(Data extracted from a collection)

---+---

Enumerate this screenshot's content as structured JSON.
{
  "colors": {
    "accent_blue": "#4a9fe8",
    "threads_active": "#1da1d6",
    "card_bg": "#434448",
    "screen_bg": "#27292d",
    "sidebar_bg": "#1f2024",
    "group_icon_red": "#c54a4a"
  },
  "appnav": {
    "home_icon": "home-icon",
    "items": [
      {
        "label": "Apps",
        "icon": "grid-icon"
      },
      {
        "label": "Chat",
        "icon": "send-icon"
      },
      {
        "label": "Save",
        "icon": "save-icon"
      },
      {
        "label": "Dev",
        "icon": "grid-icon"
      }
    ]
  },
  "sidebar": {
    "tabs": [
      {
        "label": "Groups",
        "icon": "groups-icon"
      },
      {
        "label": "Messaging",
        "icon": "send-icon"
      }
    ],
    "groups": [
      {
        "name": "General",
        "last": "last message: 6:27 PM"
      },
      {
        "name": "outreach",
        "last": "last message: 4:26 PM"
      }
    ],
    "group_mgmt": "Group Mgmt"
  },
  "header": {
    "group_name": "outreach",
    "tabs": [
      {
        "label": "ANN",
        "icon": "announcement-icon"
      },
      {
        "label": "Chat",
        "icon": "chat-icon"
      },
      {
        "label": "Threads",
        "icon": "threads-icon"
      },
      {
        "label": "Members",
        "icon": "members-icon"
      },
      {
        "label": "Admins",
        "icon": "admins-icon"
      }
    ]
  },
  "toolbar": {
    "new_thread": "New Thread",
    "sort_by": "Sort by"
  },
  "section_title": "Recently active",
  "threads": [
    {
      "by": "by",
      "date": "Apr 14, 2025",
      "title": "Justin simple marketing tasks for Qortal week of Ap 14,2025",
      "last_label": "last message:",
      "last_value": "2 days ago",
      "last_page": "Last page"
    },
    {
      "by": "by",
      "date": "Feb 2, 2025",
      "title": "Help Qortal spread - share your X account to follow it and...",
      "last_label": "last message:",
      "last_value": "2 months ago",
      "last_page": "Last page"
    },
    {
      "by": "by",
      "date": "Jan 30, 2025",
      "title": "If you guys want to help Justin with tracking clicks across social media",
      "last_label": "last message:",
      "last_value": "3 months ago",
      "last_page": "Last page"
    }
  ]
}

---+---

> [What is required] Give back all the records exactly as they stand.

> [Solution for this task]
Enumerate this screenshot's content as structured JSON.
{
  "colors": {
    "accent_blue": "#4a9fe8",
    "threads_active": "#1da1d6",
    "card_bg": "#434448",
    "screen_bg": "#27292d",
    "sidebar_bg": "#1f2024",
    "group_icon_red": "#c54a4a"
  },
  "appnav": {
    "home_icon": "home-icon",
    "items": [
      {
        "label": "Apps",
        "icon": "grid-icon"
      },
      {
        "label": "Chat",
        "icon": "send-icon"
      },
      {
        "label": "Save",
        "icon": "save-icon"
      },
      {
        "label": "Dev",
        "icon": "grid-icon"
      }
    ]
  },
  "sidebar": {
    "tabs": [
      {
        "label": "Groups",
        "icon": "groups-icon"
      },
      {
        "label": "Messaging",
        "icon": "send-icon"
      }
    ],
    "groups": [
      {
        "name": "General",
        "last": "last message: 6:27 PM"
      },
      {
        "name": "outreach",
        "last": "last message: 4:26 PM"
      }
    ],
    "group_mgmt": "Group Mgmt"
  },
  "header": {
    "group_name": "outreach",
    "tabs": [
      {
        "label": "ANN",
        "icon": "announcement-icon"
      },
      {
        "label": "Chat",
        "icon": "chat-icon"
      },
      {
        "label": "Threads",
        "icon": "threads-icon"
      },
      {
        "label": "Members",
        "icon": "members-icon"
      },
      {
        "label": "Admins",
        "icon": "admins-icon"
      }
    ]
  },
  "toolbar": {
    "new_thread": "New Thread",
    "sort_by": "Sort by"
  },
  "section_title": "Recently active",
  "threads": [
    {
      "by": "by",
      "date": "Apr 14, 2025",
      "title": "Justin simple marketing tasks for Qortal week of Ap 14,2025",
      "last_label": "last message:",
      "last_value": "2 days ago",
      "last_page": "Last page"
    },
    {
      "by": "by",
      "date": "Feb 2, 2025",
      "title": "Help Qortal spread - share your X account to follow it and...",
      "last_label": "last message:",
      "last_value": "2 months ago",
      "last_page": "Last page"
    },
    {
      "by": "by",
      "date": "Jan 30, 2025",
      "title": "If you guys want to help Justin with tracking clicks across social media",
      "last_label": "last message:",
      "last_value": "3 months ago",
      "last_page": "Last page"
    }
  ]
}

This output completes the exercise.